DATA FOR THIS TASK:
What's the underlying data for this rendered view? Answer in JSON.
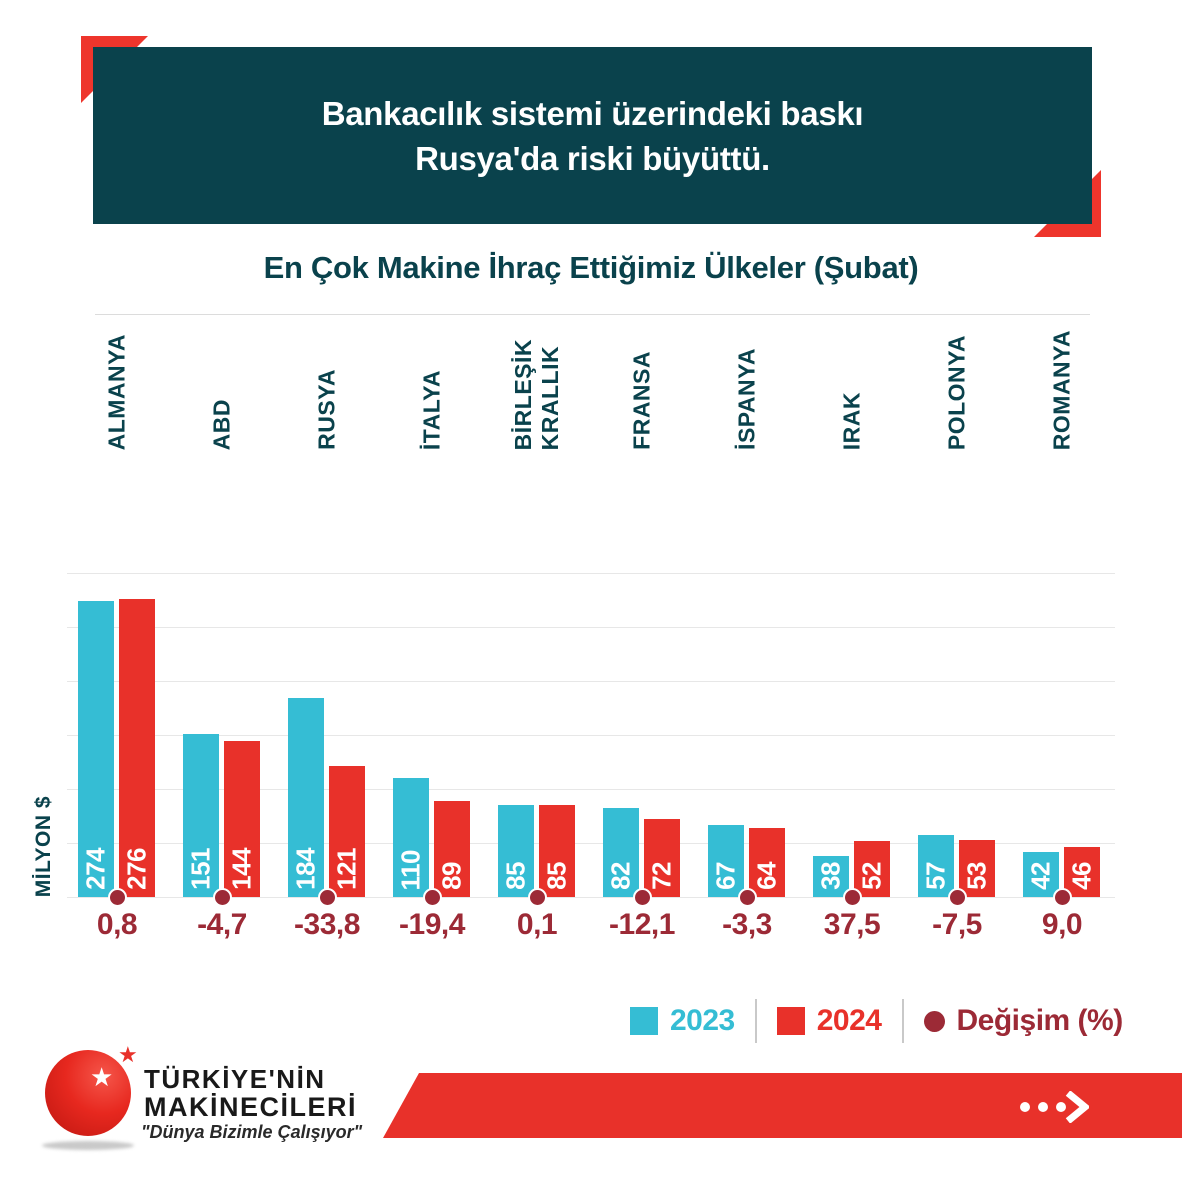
{
  "colors": {
    "teal": "#0a424c",
    "cyan": "#35bdd4",
    "red": "#e8312a",
    "accent_red": "#ee352c",
    "maroon": "#9c2a36",
    "grid": "#e7e7e7",
    "white": "#ffffff"
  },
  "header": {
    "line1": "Bankacılık sistemi üzerindeki baskı",
    "line2": "Rusya'da riski büyüttü."
  },
  "subtitle": "En Çok Makine İhraç Ettiğimiz Ülkeler (Şubat)",
  "chart_data": {
    "type": "bar",
    "title": "En Çok Makine İhraç Ettiğimiz Ülkeler (Şubat)",
    "ylabel": "MİLYON $",
    "ylim": [
      0,
      300
    ],
    "grid_interval": 50,
    "grid_on": true,
    "categories": [
      "ALMANYA",
      "ABD",
      "RUSYA",
      "İTALYA",
      "BİRLEŞİK\nKRALLIK",
      "FRANSA",
      "İSPANYA",
      "IRAK",
      "POLONYA",
      "ROMANYA"
    ],
    "series": [
      {
        "name": "2023",
        "color": "#35bdd4",
        "values": [
          274,
          151,
          184,
          110,
          85,
          82,
          67,
          38,
          57,
          42
        ]
      },
      {
        "name": "2024",
        "color": "#e8312a",
        "values": [
          276,
          144,
          121,
          89,
          85,
          72,
          64,
          52,
          53,
          46
        ]
      }
    ],
    "change_series": {
      "name": "Değişim (%)",
      "color": "#9c2a36",
      "marker": "dot",
      "values": [
        0.8,
        -4.7,
        -33.8,
        -19.4,
        0.1,
        -12.1,
        -3.3,
        37.5,
        -7.5,
        9.0
      ],
      "values_display": [
        "0,8",
        "-4,7",
        "-33,8",
        "-19,4",
        "0,1",
        "-12,1",
        "-3,3",
        "37,5",
        "-7,5",
        "9,0"
      ]
    },
    "legend_position": "bottom-right"
  },
  "legend": {
    "items": [
      {
        "label": "2023",
        "swatch": "square",
        "color": "#35bdd4"
      },
      {
        "label": "2024",
        "swatch": "square",
        "color": "#e8312a"
      },
      {
        "label": "Değişim (%)",
        "swatch": "circle",
        "color": "#9c2a36"
      }
    ]
  },
  "footer": {
    "brand_line1": "TÜRKİYE'NİN",
    "brand_line2": "MAKİNECİLERİ",
    "tagline": "\"Dünya Bizimle Çalışıyor\"",
    "icons": {
      "logo": "red-globe-star-logo",
      "star": "star-icon",
      "more": "ellipsis-chevron-right-icon"
    }
  }
}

THE TASK: Reproduce the records, all of them, word for word; omit the pictures.

RESULT BELOW:
What's the underlying data for this rendered view? Answer in JSON.
{
  "colors": {
    "teal": "#0a424c",
    "cyan": "#35bdd4",
    "red": "#e8312a",
    "accent_red": "#ee352c",
    "maroon": "#9c2a36",
    "grid": "#e7e7e7",
    "white": "#ffffff"
  },
  "header": {
    "line1": "Bankacılık sistemi üzerindeki baskı",
    "line2": "Rusya'da riski büyüttü."
  },
  "subtitle": "En Çok Makine İhraç Ettiğimiz Ülkeler (Şubat)",
  "chart_data": {
    "type": "bar",
    "title": "En Çok Makine İhraç Ettiğimiz Ülkeler (Şubat)",
    "ylabel": "MİLYON $",
    "ylim": [
      0,
      300
    ],
    "grid_interval": 50,
    "grid_on": true,
    "categories": [
      "ALMANYA",
      "ABD",
      "RUSYA",
      "İTALYA",
      "BİRLEŞİK\nKRALLIK",
      "FRANSA",
      "İSPANYA",
      "IRAK",
      "POLONYA",
      "ROMANYA"
    ],
    "series": [
      {
        "name": "2023",
        "color": "#35bdd4",
        "values": [
          274,
          151,
          184,
          110,
          85,
          82,
          67,
          38,
          57,
          42
        ]
      },
      {
        "name": "2024",
        "color": "#e8312a",
        "values": [
          276,
          144,
          121,
          89,
          85,
          72,
          64,
          52,
          53,
          46
        ]
      }
    ],
    "change_series": {
      "name": "Değişim (%)",
      "color": "#9c2a36",
      "marker": "dot",
      "values": [
        0.8,
        -4.7,
        -33.8,
        -19.4,
        0.1,
        -12.1,
        -3.3,
        37.5,
        -7.5,
        9.0
      ],
      "values_display": [
        "0,8",
        "-4,7",
        "-33,8",
        "-19,4",
        "0,1",
        "-12,1",
        "-3,3",
        "37,5",
        "-7,5",
        "9,0"
      ]
    },
    "legend_position": "bottom-right"
  },
  "legend": {
    "items": [
      {
        "label": "2023",
        "swatch": "square",
        "color": "#35bdd4"
      },
      {
        "label": "2024",
        "swatch": "square",
        "color": "#e8312a"
      },
      {
        "label": "Değişim (%)",
        "swatch": "circle",
        "color": "#9c2a36"
      }
    ]
  },
  "footer": {
    "brand_line1": "TÜRKİYE'NİN",
    "brand_line2": "MAKİNECİLERİ",
    "tagline": "\"Dünya Bizimle Çalışıyor\"",
    "icons": {
      "logo": "red-globe-star-logo",
      "star": "star-icon",
      "more": "ellipsis-chevron-right-icon"
    }
  }
}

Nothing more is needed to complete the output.